▶ What is expected
From the records below, pull each line that has "data".
################
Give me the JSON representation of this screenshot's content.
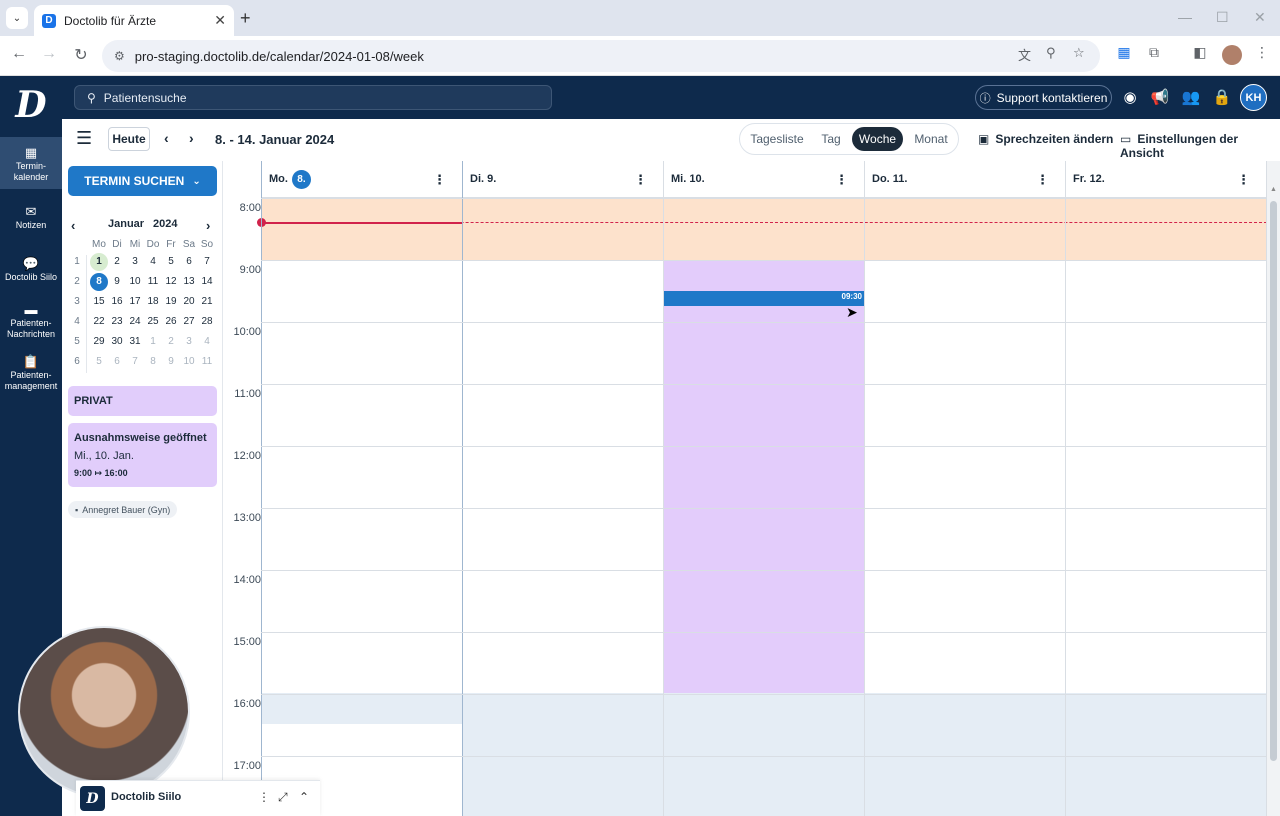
{
  "browser": {
    "tab_title": "Doctolib für Ärzte",
    "favicon_letter": "D",
    "url": "pro-staging.doctolib.de/calendar/2024-01-08/week"
  },
  "app": {
    "logo_letter": "D",
    "search_placeholder": "Patientensuche",
    "support_label": "Support kontaktieren",
    "avatar_initials": "KH"
  },
  "leftnav": [
    {
      "label": "Termin-\nkalender",
      "icon": "calendar-icon"
    },
    {
      "label": "Notizen",
      "icon": "mail-icon"
    },
    {
      "label": "Doctolib Siilo",
      "icon": "chat-icon"
    },
    {
      "label": "Patienten-\nNachrichten",
      "icon": "message-icon"
    },
    {
      "label": "Patienten-\nmanagement",
      "icon": "clipboard-icon"
    }
  ],
  "subbar": {
    "today_label": "Heute",
    "date_range": "8. - 14. Januar 2024",
    "views": [
      "Tagesliste",
      "Tag",
      "Woche",
      "Monat"
    ],
    "active_view": "Woche",
    "sprechzeiten_label": "Sprechzeiten ändern",
    "einstellungen_label": "Einstellungen der Ansicht"
  },
  "sidepanel": {
    "termin_button": "TERMIN SUCHEN",
    "month": "Januar",
    "year": "2024",
    "weekdays": [
      "Mo",
      "Di",
      "Mi",
      "Do",
      "Fr",
      "Sa",
      "So"
    ],
    "weeks": [
      {
        "wk": "1",
        "days": [
          "1",
          "2",
          "3",
          "4",
          "5",
          "6",
          "7"
        ]
      },
      {
        "wk": "2",
        "days": [
          "8",
          "9",
          "10",
          "11",
          "12",
          "13",
          "14"
        ]
      },
      {
        "wk": "3",
        "days": [
          "15",
          "16",
          "17",
          "18",
          "19",
          "20",
          "21"
        ]
      },
      {
        "wk": "4",
        "days": [
          "22",
          "23",
          "24",
          "25",
          "26",
          "27",
          "28"
        ]
      },
      {
        "wk": "5",
        "days": [
          "29",
          "30",
          "31",
          "1",
          "2",
          "3",
          "4"
        ]
      },
      {
        "wk": "6",
        "days": [
          "5",
          "6",
          "7",
          "8",
          "9",
          "10",
          "11"
        ]
      }
    ],
    "privat_label": "PRIVAT",
    "exception_title": "Ausnahmsweise geöffnet",
    "exception_date": "Mi., 10. Jan.",
    "exception_hours": "9:00 ↦ 16:00",
    "agenda_chip": "Annegret Bauer (Gyn)"
  },
  "calendar": {
    "days": [
      {
        "label": "Mo.",
        "badge": "8."
      },
      {
        "label": "Di. 9.",
        "badge": ""
      },
      {
        "label": "Mi. 10.",
        "badge": ""
      },
      {
        "label": "Do. 11.",
        "badge": ""
      },
      {
        "label": "Fr. 12.",
        "badge": ""
      }
    ],
    "hours": [
      "8:00",
      "9:00",
      "10:00",
      "11:00",
      "12:00",
      "13:00",
      "14:00",
      "15:00",
      "16:00",
      "17:00"
    ],
    "event_time": "09:30",
    "colors": {
      "closed": "#fde2cc",
      "exception_open": "#e3ccfb",
      "after_hours": "#e5edf5",
      "now_line": "#d1234b",
      "event": "#1f78c8"
    }
  },
  "siilo": {
    "logo_letter": "D",
    "title": "Doctolib Siilo"
  }
}
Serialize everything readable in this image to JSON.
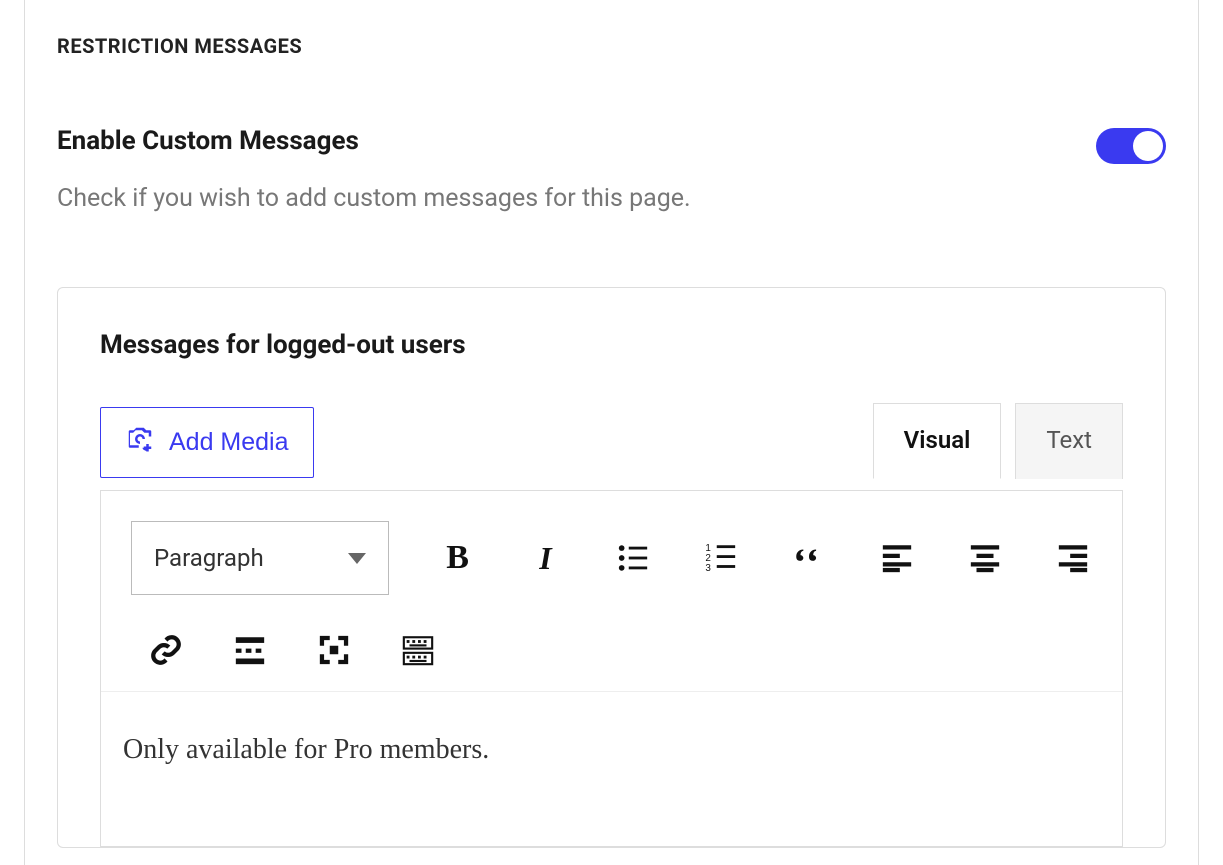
{
  "section": {
    "title": "RESTRICTION MESSAGES"
  },
  "toggle": {
    "label": "Enable Custom Messages",
    "description": "Check if you wish to add custom messages for this page.",
    "enabled": true
  },
  "panel": {
    "heading": "Messages for logged-out users"
  },
  "media": {
    "add_label": "Add Media"
  },
  "tabs": {
    "visual": "Visual",
    "text": "Text",
    "active": "visual"
  },
  "format_select": {
    "value": "Paragraph"
  },
  "toolbar_icons": {
    "bold": "bold",
    "italic": "italic",
    "ul": "bulleted-list",
    "ol": "numbered-list",
    "quote": "blockquote",
    "align_left": "align-left",
    "align_center": "align-center",
    "align_right": "align-right",
    "link": "link",
    "readmore": "read-more",
    "fullscreen": "fullscreen",
    "kitchen_sink": "toolbar-toggle"
  },
  "content": {
    "body": "Only available for Pro members."
  }
}
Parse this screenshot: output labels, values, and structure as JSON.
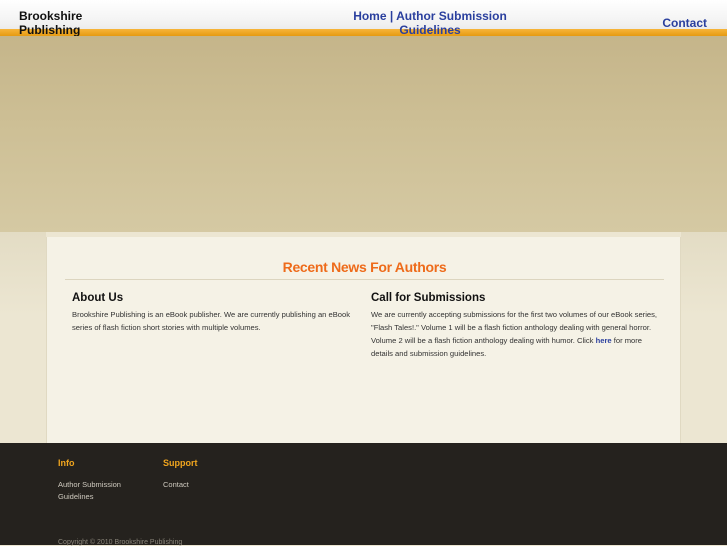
{
  "header": {
    "brand": "Brookshire Publishing",
    "nav_home": "Home",
    "nav_separator": "|",
    "nav_author_submission": "Author Submission Guidelines",
    "nav_contact": "Contact"
  },
  "main": {
    "news_title": "Recent News For Authors",
    "about": {
      "heading": "About Us",
      "text": "Brookshire Publishing is an eBook publisher. We are currently publishing an eBook series of flash fiction short stories with multiple volumes."
    },
    "call": {
      "heading": "Call for Submissions",
      "text_before": "We are currently accepting submissions for the first two volumes of our eBook series, \"Flash Tales!.\" Volume 1 will be a flash fiction anthology dealing with general horror. Volume 2 will be a flash fiction anthology dealing with humor. Click",
      "link": "here",
      "text_after": "for more details and submission guidelines."
    }
  },
  "footer": {
    "info_heading": "Info",
    "info_link": "Author Submission Guidelines",
    "support_heading": "Support",
    "support_link": "Contact",
    "copyright": "Copyright © 2010 Brookshire Publishing"
  },
  "colors": {
    "accent_orange": "#ee6b1a",
    "nav_blue": "#2a3f9e",
    "footer_bg": "#25221e",
    "footer_heading": "#f0a51e"
  }
}
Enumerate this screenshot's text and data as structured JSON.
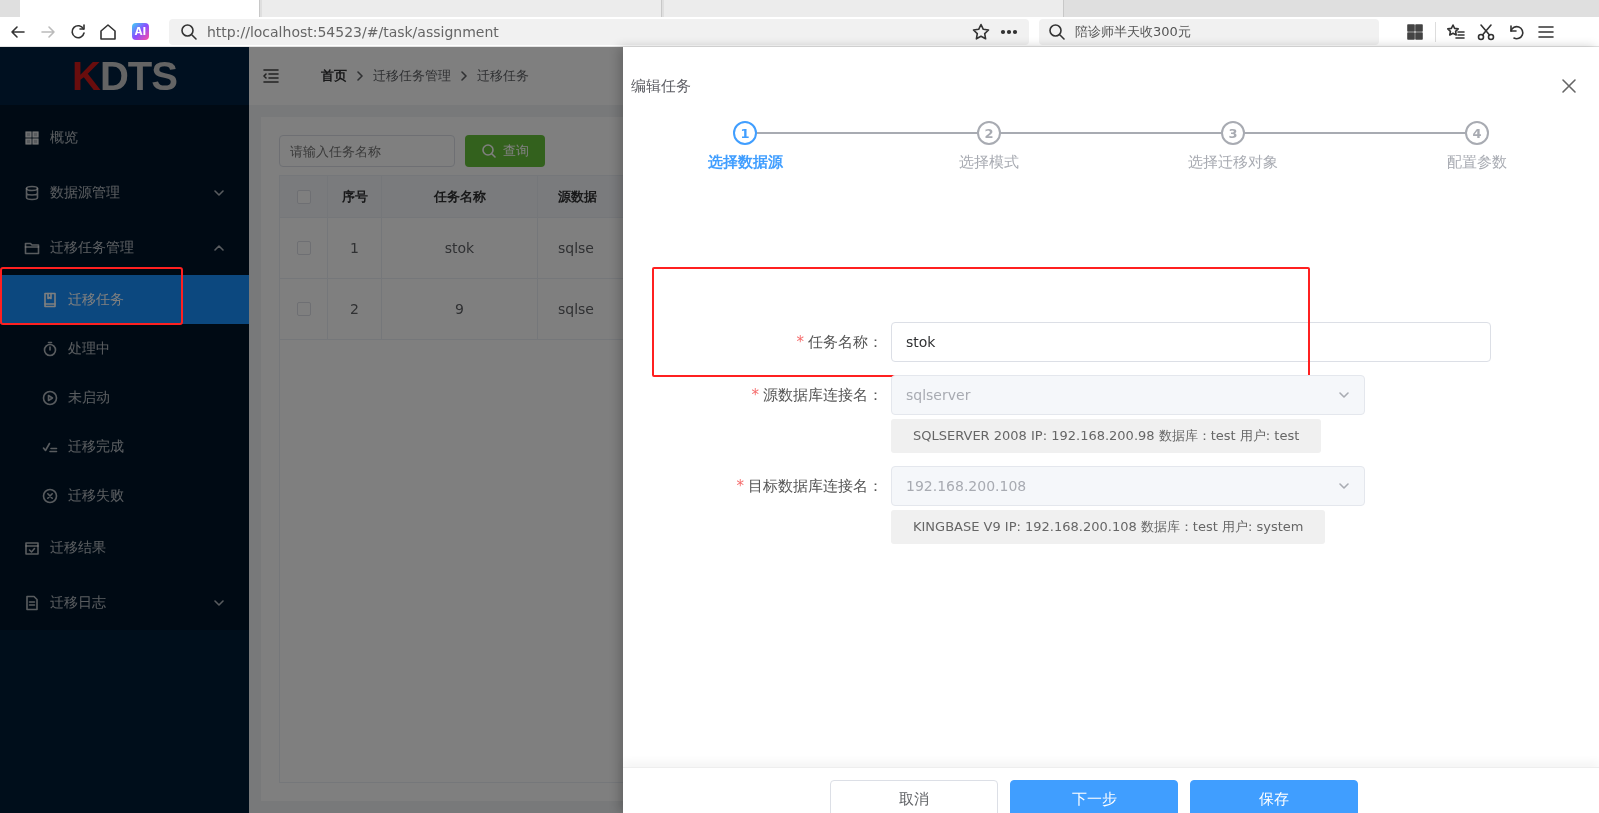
{
  "browser": {
    "tabs": [
      {
        "selected": true
      },
      {
        "selected": false
      },
      {
        "selected": false
      }
    ],
    "back_enabled": true,
    "forward_enabled": false,
    "ai_badge": "AI",
    "url": "http://localhost:54523/#/task/assignment",
    "search": {
      "placeholder": "陪诊师半天收300元"
    }
  },
  "sidebar": {
    "logo_mark": "K",
    "logo_text": "DTS",
    "items": [
      {
        "label": "概览",
        "selected": false
      },
      {
        "label": "数据源管理",
        "selected": false,
        "expanded": false
      },
      {
        "label": "迁移任务管理",
        "selected": false,
        "expanded": true,
        "children": [
          {
            "label": "迁移任务",
            "selected": true,
            "highlighted": true
          },
          {
            "label": "处理中",
            "selected": false
          },
          {
            "label": "未启动",
            "selected": false
          },
          {
            "label": "迁移完成",
            "selected": false
          },
          {
            "label": "迁移失败",
            "selected": false
          }
        ]
      },
      {
        "label": "迁移结果",
        "selected": false
      },
      {
        "label": "迁移日志",
        "selected": false,
        "expanded": false
      }
    ]
  },
  "breadcrumb": [
    "首页",
    "迁移任务管理",
    "迁移任务"
  ],
  "search": {
    "placeholder": "请输入任务名称",
    "button": "查询"
  },
  "table": {
    "all_checked": false,
    "columns": [
      "序号",
      "任务名称",
      "源数据"
    ],
    "rows": [
      {
        "checked": false,
        "cells": [
          "1",
          "stok",
          "sqlse"
        ]
      },
      {
        "checked": false,
        "cells": [
          "2",
          "9",
          "sqlse"
        ]
      }
    ]
  },
  "drawer": {
    "title": "编辑任务",
    "steps": [
      {
        "number": "1",
        "label": "选择数据源",
        "selected": true
      },
      {
        "number": "2",
        "label": "选择模式",
        "selected": false
      },
      {
        "number": "3",
        "label": "选择迁移对象",
        "selected": false
      },
      {
        "number": "4",
        "label": "配置参数",
        "selected": false
      }
    ],
    "fields": [
      {
        "kind": "input",
        "label": "任务名称：",
        "required_mark": "*",
        "value": "stok",
        "disabled": false,
        "highlighted": true
      },
      {
        "kind": "select",
        "label": "源数据库连接名：",
        "required_mark": "*",
        "value": "sqlserver",
        "disabled": true,
        "info": "SQLSERVER 2008 IP: 192.168.200.98 数据库：test 用户: test"
      },
      {
        "kind": "select",
        "label": "目标数据库连接名：",
        "required_mark": "*",
        "value": "192.168.200.108",
        "disabled": true,
        "info": "KINGBASE V9 IP: 192.168.200.108 数据库：test 用户: system"
      }
    ],
    "buttons": [
      {
        "label": "取消",
        "kind": "default"
      },
      {
        "label": "下一步",
        "kind": "primary"
      },
      {
        "label": "保存",
        "kind": "primary"
      }
    ]
  }
}
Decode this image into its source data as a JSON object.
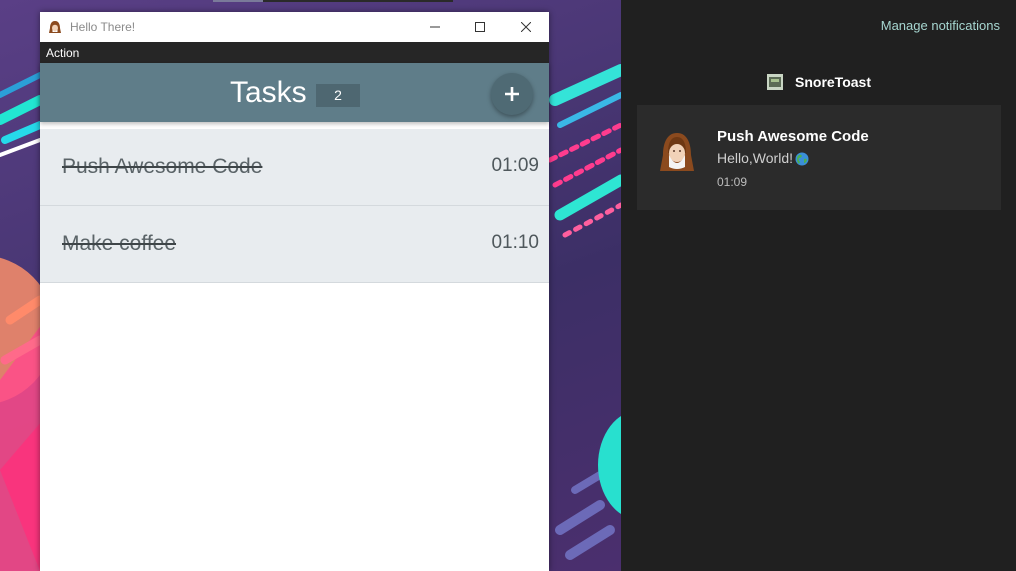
{
  "window": {
    "title": "Hello There!",
    "icons": {
      "app": "hooded-avatar-icon",
      "minimize": "minimize-icon",
      "maximize": "maximize-icon",
      "close": "close-icon"
    }
  },
  "menu": {
    "items": [
      {
        "label": "Action"
      }
    ]
  },
  "header": {
    "title": "Tasks",
    "count": "2",
    "add_icon": "plus-icon"
  },
  "tasks": [
    {
      "name": "Push Awesome Code",
      "time": "01:09",
      "completed": true
    },
    {
      "name": "Make coffee",
      "time": "01:10",
      "completed": true
    }
  ],
  "action_center": {
    "manage_label": "Manage notifications",
    "group_name": "SnoreToast",
    "group_icon": "snoretoast-app-icon",
    "toast": {
      "title": "Push Awesome Code",
      "body": "Hello,World!",
      "body_emoji": "globe-icon",
      "time": "01:09",
      "avatar": "hooded-avatar-icon"
    }
  },
  "colors": {
    "header_bg": "#5f7d89",
    "count_bg": "#4e6771",
    "add_button_bg": "#4f6a74",
    "task_row_bg": "#e8ecef",
    "action_center_bg": "#202020",
    "toast_bg": "#2b2b2b",
    "manage_link": "#a6d6d0"
  }
}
################
▶ The result
Enumerate this screenshot's text and data as structured JSON.
Decode this image into its source data as a JSON object.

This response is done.